_WHAT YOU ARE ASKED TO DO_
Reproduce all entries precisely, down to the last character.
-------- RAW DATA --------
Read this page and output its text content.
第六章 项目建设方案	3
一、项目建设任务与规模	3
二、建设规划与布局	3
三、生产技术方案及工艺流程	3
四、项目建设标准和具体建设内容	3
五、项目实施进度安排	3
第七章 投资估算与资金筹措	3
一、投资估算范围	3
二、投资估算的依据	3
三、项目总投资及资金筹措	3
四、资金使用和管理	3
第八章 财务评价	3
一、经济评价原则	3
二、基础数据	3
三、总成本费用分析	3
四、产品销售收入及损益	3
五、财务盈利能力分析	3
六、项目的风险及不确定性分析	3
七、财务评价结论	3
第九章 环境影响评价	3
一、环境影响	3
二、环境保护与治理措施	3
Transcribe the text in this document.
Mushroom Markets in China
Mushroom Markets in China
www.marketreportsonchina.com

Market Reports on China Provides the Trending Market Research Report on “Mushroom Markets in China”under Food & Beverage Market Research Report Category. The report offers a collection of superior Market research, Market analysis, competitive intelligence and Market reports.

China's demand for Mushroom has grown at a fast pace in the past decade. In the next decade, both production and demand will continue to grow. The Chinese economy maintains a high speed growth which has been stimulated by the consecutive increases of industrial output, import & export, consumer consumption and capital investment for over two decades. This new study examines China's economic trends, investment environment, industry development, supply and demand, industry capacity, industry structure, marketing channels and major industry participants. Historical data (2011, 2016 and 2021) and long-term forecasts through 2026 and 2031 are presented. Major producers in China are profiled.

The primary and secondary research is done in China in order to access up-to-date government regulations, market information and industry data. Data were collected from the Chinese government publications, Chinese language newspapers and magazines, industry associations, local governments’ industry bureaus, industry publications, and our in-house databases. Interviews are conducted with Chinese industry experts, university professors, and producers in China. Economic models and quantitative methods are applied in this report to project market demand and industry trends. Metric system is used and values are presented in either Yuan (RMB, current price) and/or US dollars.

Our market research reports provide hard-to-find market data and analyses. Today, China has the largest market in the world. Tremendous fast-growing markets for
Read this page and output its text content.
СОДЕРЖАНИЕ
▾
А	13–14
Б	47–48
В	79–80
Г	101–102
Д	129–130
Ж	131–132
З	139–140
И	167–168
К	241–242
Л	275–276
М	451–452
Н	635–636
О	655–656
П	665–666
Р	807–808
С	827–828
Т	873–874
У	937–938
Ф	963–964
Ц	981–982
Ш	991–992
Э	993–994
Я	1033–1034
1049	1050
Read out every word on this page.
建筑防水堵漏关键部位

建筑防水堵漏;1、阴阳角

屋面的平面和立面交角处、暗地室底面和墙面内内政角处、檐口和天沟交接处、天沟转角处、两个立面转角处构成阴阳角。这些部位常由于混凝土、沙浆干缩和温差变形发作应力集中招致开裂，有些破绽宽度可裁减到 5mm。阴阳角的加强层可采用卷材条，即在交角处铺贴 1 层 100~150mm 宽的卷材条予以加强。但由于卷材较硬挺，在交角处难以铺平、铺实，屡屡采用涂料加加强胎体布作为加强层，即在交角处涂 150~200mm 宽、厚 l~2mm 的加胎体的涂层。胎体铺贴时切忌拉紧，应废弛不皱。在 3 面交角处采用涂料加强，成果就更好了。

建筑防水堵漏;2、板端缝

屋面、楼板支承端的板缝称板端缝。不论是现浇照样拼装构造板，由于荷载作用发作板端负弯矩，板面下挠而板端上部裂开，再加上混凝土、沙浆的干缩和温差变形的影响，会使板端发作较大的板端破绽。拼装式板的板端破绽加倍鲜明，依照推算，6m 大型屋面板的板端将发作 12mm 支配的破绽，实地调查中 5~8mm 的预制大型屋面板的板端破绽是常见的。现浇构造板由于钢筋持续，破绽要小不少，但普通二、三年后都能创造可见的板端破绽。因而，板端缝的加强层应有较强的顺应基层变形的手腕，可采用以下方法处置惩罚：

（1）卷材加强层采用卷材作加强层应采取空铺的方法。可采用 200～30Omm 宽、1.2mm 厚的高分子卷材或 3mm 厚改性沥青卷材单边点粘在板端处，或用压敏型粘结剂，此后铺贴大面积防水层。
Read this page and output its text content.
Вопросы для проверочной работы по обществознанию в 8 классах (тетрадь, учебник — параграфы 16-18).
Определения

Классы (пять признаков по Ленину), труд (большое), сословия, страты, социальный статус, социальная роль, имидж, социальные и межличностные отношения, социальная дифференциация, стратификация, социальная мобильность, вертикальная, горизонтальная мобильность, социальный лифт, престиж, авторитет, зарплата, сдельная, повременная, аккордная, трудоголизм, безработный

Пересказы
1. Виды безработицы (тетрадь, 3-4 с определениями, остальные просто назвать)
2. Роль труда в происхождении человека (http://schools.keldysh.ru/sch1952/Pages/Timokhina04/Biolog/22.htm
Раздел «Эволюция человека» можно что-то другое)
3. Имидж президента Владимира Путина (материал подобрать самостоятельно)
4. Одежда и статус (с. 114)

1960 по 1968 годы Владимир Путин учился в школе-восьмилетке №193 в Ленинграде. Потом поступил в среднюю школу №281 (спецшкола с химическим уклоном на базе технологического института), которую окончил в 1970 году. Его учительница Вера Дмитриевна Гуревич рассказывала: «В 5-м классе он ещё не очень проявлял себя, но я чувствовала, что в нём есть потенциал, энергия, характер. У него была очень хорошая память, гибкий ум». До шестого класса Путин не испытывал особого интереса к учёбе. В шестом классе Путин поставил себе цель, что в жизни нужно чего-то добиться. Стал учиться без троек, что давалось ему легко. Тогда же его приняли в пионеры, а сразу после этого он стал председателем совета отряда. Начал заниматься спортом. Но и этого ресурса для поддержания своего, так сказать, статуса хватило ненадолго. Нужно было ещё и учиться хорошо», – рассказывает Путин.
--------
_RESPONSE TO THIS TASK_
Read this page and output its text content.
第六章 项目建设方案	3
一、项目建设任务与规模	3
二、建设规划与布局	3
三、生产技术方案及工艺流程	3
四、项目建设标准和具体建设内容	3
五、项目实施进度安排	3
第七章 投资估算与资金筹措	3
一、投资估算范围	3
二、投资估算的依据	3
三、项目总投资及资金筹措	3
四、资金使用和管理	3
第八章 财务评价	3
一、经济评价原则	3
二、基础数据	3
三、总成本费用分析	3
四、产品销售收入及损益	3
五、财务盈利能力分析	3
六、项目的风险及不确定性分析	3
七、财务评价结论	3
第九章 环境影响评价	3
一、环境影响	3
二、环境保护与治理措施	3
Transcribe the text in this document.
Mushroom Markets in China
Mushroom Markets in China
www.marketreportsonchina.com

Market Reports on China Provides the Trending Market Research Report on “Mushroom Markets in China”under Food & Beverage Market Research Report Category. The report offers a collection of superior Market research, Market analysis, competitive intelligence and Market reports.

China's demand for Mushroom has grown at a fast pace in the past decade. In the next decade, both production and demand will continue to grow. The Chinese economy maintains a high speed growth which has been stimulated by the consecutive increases of industrial output, import & export, consumer consumption and capital investment for over two decades. This new study examines China's economic trends, investment environment, industry development, supply and demand, industry capacity, industry structure, marketing channels and major industry participants. Historical data (2011, 2016 and 2021) and long-term forecasts through 2026 and 2031 are presented. Major producers in China are profiled.

The primary and secondary research is done in China in order to access up-to-date government regulations, market information and industry data. Data were collected from the Chinese government publications, Chinese language newspapers and magazines, industry associations, local governments’ industry bureaus, industry publications, and our in-house databases. Interviews are conducted with Chinese industry experts, university professors, and producers in China. Economic models and quantitative methods are applied in this report to project market demand and industry trends. Metric system is used and values are presented in either Yuan (RMB, current price) and/or US dollars.

Our market research reports provide hard-to-find market data and analyses. Today, China has the largest market in the world. Tremendous fast-growing markets for
Read this page and output its text content.
СОДЕРЖАНИЕ
▾
А	13–14
Б	47–48
В	79–80
Г	101–102
Д	129–130
Ж	131–132
З	139–140
И	167–168
К	241–242
Л	275–276
М	451–452
Н	635–636
О	655–656
П	665–666
Р	807–808
С	827–828
Т	873–874
У	937–938
Ф	963–964
Ц	981–982
Ш	991–992
Э	993–994
Я	1033–1034
1049	1050
Read out every word on this page.
建筑防水堵漏关键部位

建筑防水堵漏;1、阴阳角

屋面的平面和立面交角处、暗地室底面和墙面内内政角处、檐口和天沟交接处、天沟转角处、两个立面转角处构成阴阳角。这些部位常由于混凝土、沙浆干缩和温差变形发作应力集中招致开裂，有些破绽宽度可裁减到 5mm。阴阳角的加强层可采用卷材条，即在交角处铺贴 1 层 100~150mm 宽的卷材条予以加强。但由于卷材较硬挺，在交角处难以铺平、铺实，屡屡采用涂料加加强胎体布作为加强层，即在交角处涂 150~200mm 宽、厚 l~2mm 的加胎体的涂层。胎体铺贴时切忌拉紧，应废弛不皱。在 3 面交角处采用涂料加强，成果就更好了。

建筑防水堵漏;2、板端缝

屋面、楼板支承端的板缝称板端缝。不论是现浇照样拼装构造板，由于荷载作用发作板端负弯矩，板面下挠而板端上部裂开，再加上混凝土、沙浆的干缩和温差变形的影响，会使板端发作较大的板端破绽。拼装式板的板端破绽加倍鲜明，依照推算，6m 大型屋面板的板端将发作 12mm 支配的破绽，实地调查中 5~8mm 的预制大型屋面板的板端破绽是常见的。现浇构造板由于钢筋持续，破绽要小不少，但普通二、三年后都能创造可见的板端破绽。因而，板端缝的加强层应有较强的顺应基层变形的手腕，可采用以下方法处置惩罚：

（1）卷材加强层采用卷材作加强层应采取空铺的方法。可采用 200～30Omm 宽、1.2mm 厚的高分子卷材或 3mm 厚改性沥青卷材单边点粘在板端处，或用压敏型粘结剂，此后铺贴大面积防水层。
Read this page and output its text content.
Вопросы для проверочной работы по обществознанию в 8 классах (тетрадь, учебник — параграфы 16-18).
Определения

Классы (пять признаков по Ленину), труд (большое), сословия, страты, социальный статус, социальная роль, имидж, социальные и межличностные отношения, социальная дифференциация, стратификация, социальная мобильность, вертикальная, горизонтальная мобильность, социальный лифт, престиж, авторитет, зарплата, сдельная, повременная, аккордная, трудоголизм, безработный

Пересказы
1. Виды безработицы (тетрадь, 3-4 с определениями, остальные просто назвать)
2. Роль труда в происхождении человека (http://schools.keldysh.ru/sch1952/Pages/Timokhina04/Biolog/22.htm
Раздел «Эволюция человека» можно что-то другое)
3. Имидж президента Владимира Путина (материал подобрать самостоятельно)
4. Одежда и статус (с. 114)

1960 по 1968 годы Владимир Путин учился в школе-восьмилетке №193 в Ленинграде. Потом поступил в среднюю школу №281 (спецшкола с химическим уклоном на базе технологического института), которую окончил в 1970 году. Его учительница Вера Дмитриевна Гуревич рассказывала: «В 5-м классе он ещё не очень проявлял себя, но я чувствовала, что в нём есть потенциал, энергия, характер. У него была очень хорошая память, гибкий ум». До шестого класса Путин не испытывал особого интереса к учёбе. В шестом классе Путин поставил себе цель, что в жизни нужно чего-то добиться. Стал учиться без троек, что давалось ему легко. Тогда же его приняли в пионеры, а сразу после этого он стал председателем совета отряда. Начал заниматься спортом. Но и этого ресурса для поддержания своего, так сказать, статуса хватило ненадолго. Нужно было ещё и учиться хорошо», – рассказывает Путин.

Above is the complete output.